Written request. Reproduce the listing from its first line through the line containing "price-axis-label: 147.000 <box>1423", inclusive, with every "candle-body" switched to "bar-body" and nothing else altered.

[Element location data]
____________________

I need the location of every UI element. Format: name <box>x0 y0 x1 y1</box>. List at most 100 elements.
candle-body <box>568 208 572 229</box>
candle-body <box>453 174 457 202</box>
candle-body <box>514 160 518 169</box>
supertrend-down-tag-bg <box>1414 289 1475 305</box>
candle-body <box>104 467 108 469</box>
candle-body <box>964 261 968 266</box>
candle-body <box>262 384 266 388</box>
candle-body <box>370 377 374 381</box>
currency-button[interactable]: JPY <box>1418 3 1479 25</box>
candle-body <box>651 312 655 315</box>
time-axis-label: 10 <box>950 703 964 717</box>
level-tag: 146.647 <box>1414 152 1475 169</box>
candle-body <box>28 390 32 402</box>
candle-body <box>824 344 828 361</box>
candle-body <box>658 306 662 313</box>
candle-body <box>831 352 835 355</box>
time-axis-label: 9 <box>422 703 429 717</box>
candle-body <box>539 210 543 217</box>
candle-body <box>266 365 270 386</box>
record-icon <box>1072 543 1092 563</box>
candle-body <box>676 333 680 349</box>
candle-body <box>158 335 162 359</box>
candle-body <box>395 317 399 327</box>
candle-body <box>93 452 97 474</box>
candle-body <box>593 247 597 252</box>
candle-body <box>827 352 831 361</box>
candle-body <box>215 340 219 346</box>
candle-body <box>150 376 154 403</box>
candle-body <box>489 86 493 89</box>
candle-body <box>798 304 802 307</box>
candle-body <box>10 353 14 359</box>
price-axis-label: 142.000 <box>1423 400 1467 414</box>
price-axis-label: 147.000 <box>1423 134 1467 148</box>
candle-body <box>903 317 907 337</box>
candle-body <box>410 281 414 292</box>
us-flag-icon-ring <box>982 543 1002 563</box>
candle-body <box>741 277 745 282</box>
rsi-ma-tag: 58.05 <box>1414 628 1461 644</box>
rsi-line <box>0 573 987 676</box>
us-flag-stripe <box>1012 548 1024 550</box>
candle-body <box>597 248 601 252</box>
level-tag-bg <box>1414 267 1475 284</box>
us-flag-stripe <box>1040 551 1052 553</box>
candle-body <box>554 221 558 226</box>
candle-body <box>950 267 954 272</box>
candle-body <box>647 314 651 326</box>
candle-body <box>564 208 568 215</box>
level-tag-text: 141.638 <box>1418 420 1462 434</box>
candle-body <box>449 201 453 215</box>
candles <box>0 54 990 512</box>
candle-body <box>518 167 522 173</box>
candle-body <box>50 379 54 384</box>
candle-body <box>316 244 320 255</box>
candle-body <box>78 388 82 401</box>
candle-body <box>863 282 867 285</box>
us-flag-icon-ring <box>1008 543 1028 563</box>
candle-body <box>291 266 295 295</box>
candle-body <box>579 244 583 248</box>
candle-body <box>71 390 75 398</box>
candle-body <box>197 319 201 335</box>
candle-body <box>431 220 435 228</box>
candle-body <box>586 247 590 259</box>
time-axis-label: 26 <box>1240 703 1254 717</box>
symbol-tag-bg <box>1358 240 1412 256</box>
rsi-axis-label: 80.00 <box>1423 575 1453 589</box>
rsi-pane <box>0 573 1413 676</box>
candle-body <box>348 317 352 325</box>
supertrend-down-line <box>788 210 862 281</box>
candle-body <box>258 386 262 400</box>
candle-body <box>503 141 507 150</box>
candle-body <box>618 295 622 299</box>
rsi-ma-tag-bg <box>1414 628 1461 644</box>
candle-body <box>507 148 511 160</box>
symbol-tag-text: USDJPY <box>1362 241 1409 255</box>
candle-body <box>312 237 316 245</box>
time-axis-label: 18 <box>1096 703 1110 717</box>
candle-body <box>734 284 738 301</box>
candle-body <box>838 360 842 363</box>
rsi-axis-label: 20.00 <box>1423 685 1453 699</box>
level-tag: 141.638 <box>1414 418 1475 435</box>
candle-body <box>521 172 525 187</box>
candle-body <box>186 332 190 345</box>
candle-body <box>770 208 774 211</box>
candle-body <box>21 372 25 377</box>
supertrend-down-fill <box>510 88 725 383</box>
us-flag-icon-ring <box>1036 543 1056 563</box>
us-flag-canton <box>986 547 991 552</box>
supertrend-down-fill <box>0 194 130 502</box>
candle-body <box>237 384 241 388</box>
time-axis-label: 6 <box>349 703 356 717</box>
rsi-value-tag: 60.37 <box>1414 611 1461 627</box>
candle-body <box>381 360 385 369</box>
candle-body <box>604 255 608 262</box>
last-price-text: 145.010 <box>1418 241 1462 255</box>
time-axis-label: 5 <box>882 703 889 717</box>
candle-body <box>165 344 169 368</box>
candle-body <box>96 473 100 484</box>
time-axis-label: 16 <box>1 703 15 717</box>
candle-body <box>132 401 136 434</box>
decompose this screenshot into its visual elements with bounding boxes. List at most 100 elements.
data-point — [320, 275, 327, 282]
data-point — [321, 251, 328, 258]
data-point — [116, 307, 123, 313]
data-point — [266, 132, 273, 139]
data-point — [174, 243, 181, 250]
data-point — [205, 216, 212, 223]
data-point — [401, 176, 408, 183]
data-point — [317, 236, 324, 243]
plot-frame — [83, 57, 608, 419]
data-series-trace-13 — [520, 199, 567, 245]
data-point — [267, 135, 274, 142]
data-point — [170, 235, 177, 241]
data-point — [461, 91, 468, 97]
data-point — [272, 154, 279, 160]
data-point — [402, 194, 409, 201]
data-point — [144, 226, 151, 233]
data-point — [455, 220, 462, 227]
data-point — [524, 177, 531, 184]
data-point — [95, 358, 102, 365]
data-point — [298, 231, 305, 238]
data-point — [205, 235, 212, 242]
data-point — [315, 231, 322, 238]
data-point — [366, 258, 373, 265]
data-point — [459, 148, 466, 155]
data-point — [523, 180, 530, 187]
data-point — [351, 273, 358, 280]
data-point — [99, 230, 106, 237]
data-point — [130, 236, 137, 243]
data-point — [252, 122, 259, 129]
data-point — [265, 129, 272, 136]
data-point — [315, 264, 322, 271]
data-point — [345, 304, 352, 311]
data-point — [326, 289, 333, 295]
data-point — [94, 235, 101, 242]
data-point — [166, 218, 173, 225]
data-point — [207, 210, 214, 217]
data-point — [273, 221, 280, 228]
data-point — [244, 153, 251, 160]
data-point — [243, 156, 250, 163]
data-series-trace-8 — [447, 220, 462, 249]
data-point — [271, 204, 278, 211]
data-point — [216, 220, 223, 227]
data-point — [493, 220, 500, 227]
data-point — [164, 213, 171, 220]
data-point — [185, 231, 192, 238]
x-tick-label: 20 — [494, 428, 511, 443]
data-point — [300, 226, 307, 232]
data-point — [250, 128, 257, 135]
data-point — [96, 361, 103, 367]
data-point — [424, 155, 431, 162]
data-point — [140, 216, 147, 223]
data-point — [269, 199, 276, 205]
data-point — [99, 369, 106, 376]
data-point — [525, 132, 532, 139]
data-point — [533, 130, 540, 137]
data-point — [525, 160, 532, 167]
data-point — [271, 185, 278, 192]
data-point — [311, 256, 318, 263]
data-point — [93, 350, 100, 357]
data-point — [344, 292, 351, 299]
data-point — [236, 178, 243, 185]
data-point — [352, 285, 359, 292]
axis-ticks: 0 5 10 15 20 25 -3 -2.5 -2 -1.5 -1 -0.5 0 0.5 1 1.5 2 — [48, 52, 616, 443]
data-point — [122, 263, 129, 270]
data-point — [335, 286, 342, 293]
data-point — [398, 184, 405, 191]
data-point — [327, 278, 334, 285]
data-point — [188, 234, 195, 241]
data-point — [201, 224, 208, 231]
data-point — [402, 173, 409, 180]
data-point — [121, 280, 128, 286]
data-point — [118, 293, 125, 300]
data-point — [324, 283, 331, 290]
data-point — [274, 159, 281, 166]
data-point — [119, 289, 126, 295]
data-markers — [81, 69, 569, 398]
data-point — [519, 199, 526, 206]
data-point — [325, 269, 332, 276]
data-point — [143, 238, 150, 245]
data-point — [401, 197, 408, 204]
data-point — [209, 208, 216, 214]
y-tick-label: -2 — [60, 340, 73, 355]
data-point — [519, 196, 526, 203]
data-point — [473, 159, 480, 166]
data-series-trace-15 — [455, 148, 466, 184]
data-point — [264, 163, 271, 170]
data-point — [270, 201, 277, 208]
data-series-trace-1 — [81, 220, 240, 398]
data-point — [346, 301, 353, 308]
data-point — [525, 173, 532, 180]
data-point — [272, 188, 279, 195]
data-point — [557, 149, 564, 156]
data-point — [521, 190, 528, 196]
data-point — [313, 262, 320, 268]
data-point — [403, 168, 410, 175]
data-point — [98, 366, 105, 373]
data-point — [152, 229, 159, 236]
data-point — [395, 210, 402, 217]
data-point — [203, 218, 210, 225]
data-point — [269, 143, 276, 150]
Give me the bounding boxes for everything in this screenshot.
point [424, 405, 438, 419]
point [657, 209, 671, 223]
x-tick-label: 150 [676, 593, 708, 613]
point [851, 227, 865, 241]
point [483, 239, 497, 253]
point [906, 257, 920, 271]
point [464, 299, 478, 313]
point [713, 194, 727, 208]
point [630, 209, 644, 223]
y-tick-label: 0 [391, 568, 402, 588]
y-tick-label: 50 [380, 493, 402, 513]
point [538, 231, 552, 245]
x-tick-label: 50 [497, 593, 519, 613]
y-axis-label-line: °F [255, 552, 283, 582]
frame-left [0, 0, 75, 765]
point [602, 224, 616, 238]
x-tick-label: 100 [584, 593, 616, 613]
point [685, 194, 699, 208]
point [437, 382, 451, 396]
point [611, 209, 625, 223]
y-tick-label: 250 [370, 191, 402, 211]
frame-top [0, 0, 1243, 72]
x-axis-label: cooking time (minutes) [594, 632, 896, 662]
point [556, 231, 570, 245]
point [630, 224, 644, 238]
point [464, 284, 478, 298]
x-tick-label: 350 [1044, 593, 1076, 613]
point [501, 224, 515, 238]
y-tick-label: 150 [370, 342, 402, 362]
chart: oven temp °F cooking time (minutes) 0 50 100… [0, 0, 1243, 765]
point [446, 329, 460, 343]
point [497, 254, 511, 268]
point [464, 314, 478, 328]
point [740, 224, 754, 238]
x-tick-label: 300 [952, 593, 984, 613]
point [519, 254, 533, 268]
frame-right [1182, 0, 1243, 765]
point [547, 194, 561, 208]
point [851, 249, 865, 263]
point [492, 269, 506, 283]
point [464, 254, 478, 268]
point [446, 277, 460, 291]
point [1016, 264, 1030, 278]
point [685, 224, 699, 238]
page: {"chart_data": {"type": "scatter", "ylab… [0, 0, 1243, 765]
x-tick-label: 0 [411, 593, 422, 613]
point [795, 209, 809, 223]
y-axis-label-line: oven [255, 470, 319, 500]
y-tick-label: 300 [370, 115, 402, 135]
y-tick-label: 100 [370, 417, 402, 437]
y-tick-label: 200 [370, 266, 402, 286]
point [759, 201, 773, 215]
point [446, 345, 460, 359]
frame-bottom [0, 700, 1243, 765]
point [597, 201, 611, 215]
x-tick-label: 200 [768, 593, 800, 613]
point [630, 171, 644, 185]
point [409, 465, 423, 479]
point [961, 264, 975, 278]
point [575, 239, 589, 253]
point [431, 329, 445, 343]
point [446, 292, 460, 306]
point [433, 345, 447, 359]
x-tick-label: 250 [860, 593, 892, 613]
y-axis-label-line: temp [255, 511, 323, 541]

____________________

Full answer.
I need the location of every UI element. Format: name <box>x0 y0 x1 y1</box>. List at most 100 elements.
bar-body <box>568 208 572 229</box>
bar-body <box>453 174 457 202</box>
bar-body <box>514 160 518 169</box>
supertrend-down-tag-bg <box>1414 289 1475 305</box>
bar-body <box>104 467 108 469</box>
bar-body <box>964 261 968 266</box>
bar-body <box>262 384 266 388</box>
bar-body <box>370 377 374 381</box>
currency-button[interactable]: JPY <box>1418 3 1479 25</box>
bar-body <box>651 312 655 315</box>
time-axis-label: 10 <box>950 703 964 717</box>
level-tag: 146.647 <box>1414 152 1475 169</box>
bar-body <box>28 390 32 402</box>
bar-body <box>824 344 828 361</box>
bar-body <box>658 306 662 313</box>
bar-body <box>831 352 835 355</box>
time-axis-label: 9 <box>422 703 429 717</box>
bar-body <box>539 210 543 217</box>
bar-body <box>266 365 270 386</box>
record-icon <box>1072 543 1092 563</box>
bar-body <box>676 333 680 349</box>
bar-body <box>158 335 162 359</box>
bar-body <box>395 317 399 327</box>
bar-body <box>93 452 97 474</box>
bar-body <box>593 247 597 252</box>
bar-body <box>827 352 831 361</box>
bar-body <box>215 340 219 346</box>
bar-body <box>150 376 154 403</box>
bar-body <box>489 86 493 89</box>
bar-body <box>798 304 802 307</box>
bar-body <box>10 353 14 359</box>
price-axis-label: 142.000 <box>1423 400 1467 414</box>
price-axis-label: 147.000 <box>1423 134 1467 148</box>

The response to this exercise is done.